# Exercise goal:
Go through the entries below and write each one out exactly.
:::
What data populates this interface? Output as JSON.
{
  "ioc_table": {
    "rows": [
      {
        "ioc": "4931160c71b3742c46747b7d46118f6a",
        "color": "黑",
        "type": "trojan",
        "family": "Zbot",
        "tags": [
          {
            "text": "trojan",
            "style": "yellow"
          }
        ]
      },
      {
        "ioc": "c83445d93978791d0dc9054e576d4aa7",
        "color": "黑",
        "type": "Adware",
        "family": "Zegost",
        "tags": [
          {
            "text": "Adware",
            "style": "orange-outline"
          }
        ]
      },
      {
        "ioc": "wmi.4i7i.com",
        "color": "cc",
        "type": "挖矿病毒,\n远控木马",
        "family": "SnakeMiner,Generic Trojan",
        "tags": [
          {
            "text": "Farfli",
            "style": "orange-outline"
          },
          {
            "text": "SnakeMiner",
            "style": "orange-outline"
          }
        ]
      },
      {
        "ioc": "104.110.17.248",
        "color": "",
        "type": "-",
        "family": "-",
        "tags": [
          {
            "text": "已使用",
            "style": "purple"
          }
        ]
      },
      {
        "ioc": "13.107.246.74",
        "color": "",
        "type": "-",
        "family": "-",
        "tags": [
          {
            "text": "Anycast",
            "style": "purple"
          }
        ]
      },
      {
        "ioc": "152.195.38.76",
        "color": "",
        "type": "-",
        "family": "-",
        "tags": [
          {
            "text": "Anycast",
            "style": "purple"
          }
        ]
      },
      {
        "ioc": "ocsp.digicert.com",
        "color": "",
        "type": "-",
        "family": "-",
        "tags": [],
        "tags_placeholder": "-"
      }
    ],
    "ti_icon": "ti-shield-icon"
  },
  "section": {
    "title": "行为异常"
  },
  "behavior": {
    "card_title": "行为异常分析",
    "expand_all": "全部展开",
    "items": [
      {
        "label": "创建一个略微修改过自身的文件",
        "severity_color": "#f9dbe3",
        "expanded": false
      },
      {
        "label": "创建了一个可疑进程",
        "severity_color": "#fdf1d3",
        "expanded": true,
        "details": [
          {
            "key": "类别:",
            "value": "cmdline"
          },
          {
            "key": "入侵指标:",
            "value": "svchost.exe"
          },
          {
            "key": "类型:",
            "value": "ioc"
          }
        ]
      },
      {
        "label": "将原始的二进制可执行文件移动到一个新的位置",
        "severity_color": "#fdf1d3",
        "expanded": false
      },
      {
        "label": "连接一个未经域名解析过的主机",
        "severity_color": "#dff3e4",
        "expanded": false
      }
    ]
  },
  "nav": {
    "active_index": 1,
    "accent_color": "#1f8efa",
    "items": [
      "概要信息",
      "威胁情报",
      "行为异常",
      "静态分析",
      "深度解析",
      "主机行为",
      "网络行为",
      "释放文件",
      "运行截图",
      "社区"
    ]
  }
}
:::
# Answer to this exercise:
What data populates this interface? Output as JSON.
{
  "ioc_table": {
    "rows": [
      {
        "ioc": "4931160c71b3742c46747b7d46118f6a",
        "color": "黑",
        "type": "trojan",
        "family": "Zbot",
        "tags": [
          {
            "text": "trojan",
            "style": "yellow"
          }
        ]
      },
      {
        "ioc": "c83445d93978791d0dc9054e576d4aa7",
        "color": "黑",
        "type": "Adware",
        "family": "Zegost",
        "tags": [
          {
            "text": "Adware",
            "style": "orange-outline"
          }
        ]
      },
      {
        "ioc": "wmi.4i7i.com",
        "color": "cc",
        "type": "挖矿病毒,\n远控木马",
        "family": "SnakeMiner,Generic Trojan",
        "tags": [
          {
            "text": "Farfli",
            "style": "orange-outline"
          },
          {
            "text": "SnakeMiner",
            "style": "orange-outline"
          }
        ]
      },
      {
        "ioc": "104.110.17.248",
        "color": "",
        "type": "-",
        "family": "-",
        "tags": [
          {
            "text": "已使用",
            "style": "purple"
          }
        ]
      },
      {
        "ioc": "13.107.246.74",
        "color": "",
        "type": "-",
        "family": "-",
        "tags": [
          {
            "text": "Anycast",
            "style": "purple"
          }
        ]
      },
      {
        "ioc": "152.195.38.76",
        "color": "",
        "type": "-",
        "family": "-",
        "tags": [
          {
            "text": "Anycast",
            "style": "purple"
          }
        ]
      },
      {
        "ioc": "ocsp.digicert.com",
        "color": "",
        "type": "-",
        "family": "-",
        "tags": [],
        "tags_placeholder": "-"
      }
    ],
    "ti_icon": "ti-shield-icon"
  },
  "section": {
    "title": "行为异常"
  },
  "behavior": {
    "card_title": "行为异常分析",
    "expand_all": "全部展开",
    "items": [
      {
        "label": "创建一个略微修改过自身的文件",
        "severity_color": "#f9dbe3",
        "expanded": false
      },
      {
        "label": "创建了一个可疑进程",
        "severity_color": "#fdf1d3",
        "expanded": true,
        "details": [
          {
            "key": "类别:",
            "value": "cmdline"
          },
          {
            "key": "入侵指标:",
            "value": "svchost.exe"
          },
          {
            "key": "类型:",
            "value": "ioc"
          }
        ]
      },
      {
        "label": "将原始的二进制可执行文件移动到一个新的位置",
        "severity_color": "#fdf1d3",
        "expanded": false
      },
      {
        "label": "连接一个未经域名解析过的主机",
        "severity_color": "#dff3e4",
        "expanded": false
      }
    ]
  },
  "nav": {
    "active_index": 1,
    "accent_color": "#1f8efa",
    "items": [
      "概要信息",
      "威胁情报",
      "行为异常",
      "静态分析",
      "深度解析",
      "主机行为",
      "网络行为",
      "释放文件",
      "运行截图",
      "社区"
    ]
  }
}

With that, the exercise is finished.